Element placement data
+++

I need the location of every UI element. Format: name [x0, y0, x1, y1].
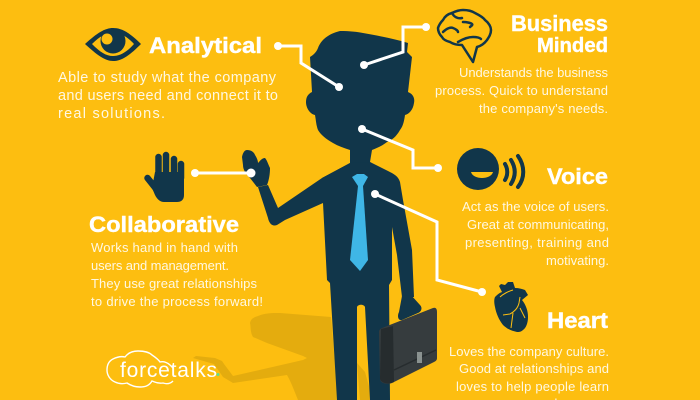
suit body and legs — [258, 162, 414, 400]
raised hand — [242, 150, 270, 187]
text: business minded description — [435, 65, 608, 116]
text: analytical description: Able to study what the company — [58, 70, 277, 86]
icon: heart — [494, 282, 528, 332]
connector: voice — [358, 125, 442, 172]
text: heart description — [449, 344, 609, 400]
logo: forcetalks: forcetalks — [120, 359, 217, 382]
connector: analytical — [274, 42, 343, 91]
text: voice description: presenting, training and — [465, 235, 609, 250]
text: analytical description: real solutions. — [58, 106, 165, 122]
text: collaborative description: Works hand in hand with — [91, 240, 238, 255]
gripping hand — [398, 295, 421, 320]
text: collaborative description: They use great relationships — [91, 276, 258, 291]
head and neck — [306, 31, 414, 180]
heading: Business Minded: Minded — [537, 35, 608, 57]
heading: Heart: Heart — [547, 308, 609, 333]
text: heart description: Good at relationships and — [459, 361, 609, 376]
heading: Business Minded: Business — [511, 11, 608, 36]
text: analytical description: and users need and connect it to — [58, 88, 278, 104]
text: business minded description: Understands the business — [459, 65, 608, 80]
businessman figure — [242, 31, 421, 400]
text: heart description: Loves the company culture. — [449, 344, 609, 359]
connector: business minded — [360, 23, 430, 69]
heading: Collaborative: Collaborative — [89, 212, 239, 237]
connector: heart — [371, 190, 486, 296]
text: collaborative description: to drive the process forward! — [91, 294, 263, 309]
text: voice description: Great at communicating, — [467, 217, 609, 232]
heading: Business Minded — [511, 11, 608, 57]
text: collaborative description: users and management. — [91, 258, 229, 273]
text: business minded description: the company's needs. — [479, 101, 608, 116]
figure shadow — [193, 313, 370, 400]
icon: voice — [457, 148, 523, 190]
heading: Analytical: Analytical — [149, 33, 262, 58]
text: collaborative description — [91, 240, 263, 309]
connector: collaborative — [191, 168, 256, 178]
text: voice description: motivating. — [546, 253, 609, 268]
text: analytical description — [58, 70, 278, 122]
text: business minded description: process. Quick to understand — [435, 83, 608, 98]
text: heart description: loves to help people learn — [456, 379, 609, 394]
logo: forcetalks — [107, 351, 220, 387]
briefcase — [379, 308, 437, 384]
text: voice description: Act as the voice of users. — [462, 199, 609, 214]
icon: hand — [148, 155, 184, 202]
icon: brain — [438, 10, 491, 62]
text: voice description — [462, 199, 609, 268]
icon: eye — [85, 28, 141, 61]
heading: Voice: Voice — [547, 164, 608, 189]
tie — [350, 174, 368, 271]
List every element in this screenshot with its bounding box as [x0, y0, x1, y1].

+++

Please report every line above that contains the word "hand", copying each one in full.

● **WRITTEN REPLY**:
raised hand — [242, 150, 270, 187]
text: collaborative description: Works hand in hand with — [91, 240, 238, 255]
gripping hand — [398, 295, 421, 320]
icon: hand — [148, 155, 184, 202]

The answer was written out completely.